— BEGIN Data for this exercise —
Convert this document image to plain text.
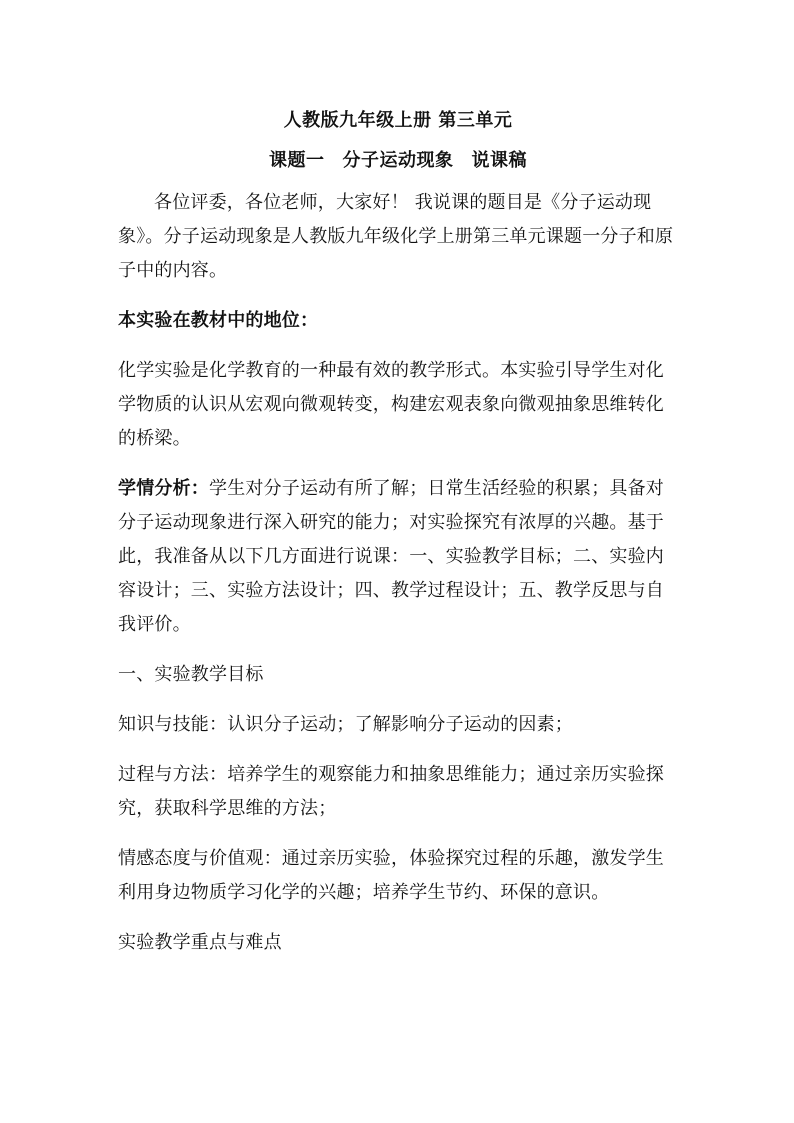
人教版九年级上册 第三单元
课题一 分子运动现象 说课稿

各位评委，各位老师，大家好！ 我说课的题目是《分子运动现象》。分子运动现象是人教版九年级化学上册第三单元课题一分子和原子中的内容。

本实验在教材中的地位：

化学实验是化学教育的一种最有效的教学形式。本实验引导学生对化学物质的认识从宏观向微观转变，构建宏观表象向微观抽象思维转化的桥梁。

学情分析：学生对分子运动有所了解；日常生活经验的积累；具备对分子运动现象进行深入研究的能力；对实验探究有浓厚的兴趣。基于此，我准备从以下几方面进行说课：一、实验教学目标；二、实验内容设计；三、实验方法设计；四、教学过程设计；五、教学反思与自我评价。

一、实验教学目标

知识与技能：认识分子运动；了解影响分子运动的因素；

过程与方法：培养学生的观察能力和抽象思维能力；通过亲历实验探究，获取科学思维的方法；

情感态度与价值观：通过亲历实验，体验探究过程的乐趣，激发学生利用身边物质学习化学的兴趣；培养学生节约、环保的意识。

实验教学重点与难点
— END Data for this exercise —
Print all entries exactly. The images do not belong in the copy.

[Answer for this exercise]
Convert this document image to plain text.
人教版九年级上册 第三单元
课题一 分子运动现象 说课稿

各位评委，各位老师，大家好！ 我说课的题目是《分子运动现象》。分子运动现象是人教版九年级化学上册第三单元课题一分子和原子中的内容。

本实验在教材中的地位：

化学实验是化学教育的一种最有效的教学形式。本实验引导学生对化学物质的认识从宏观向微观转变，构建宏观表象向微观抽象思维转化的桥梁。

学情分析：学生对分子运动有所了解；日常生活经验的积累；具备对分子运动现象进行深入研究的能力；对实验探究有浓厚的兴趣。基于此，我准备从以下几方面进行说课：一、实验教学目标；二、实验内容设计；三、实验方法设计；四、教学过程设计；五、教学反思与自我评价。

一、实验教学目标

知识与技能：认识分子运动；了解影响分子运动的因素；

过程与方法：培养学生的观察能力和抽象思维能力；通过亲历实验探究，获取科学思维的方法；

情感态度与价值观：通过亲历实验，体验探究过程的乐趣，激发学生利用身边物质学习化学的兴趣；培养学生节约、环保的意识。

实验教学重点与难点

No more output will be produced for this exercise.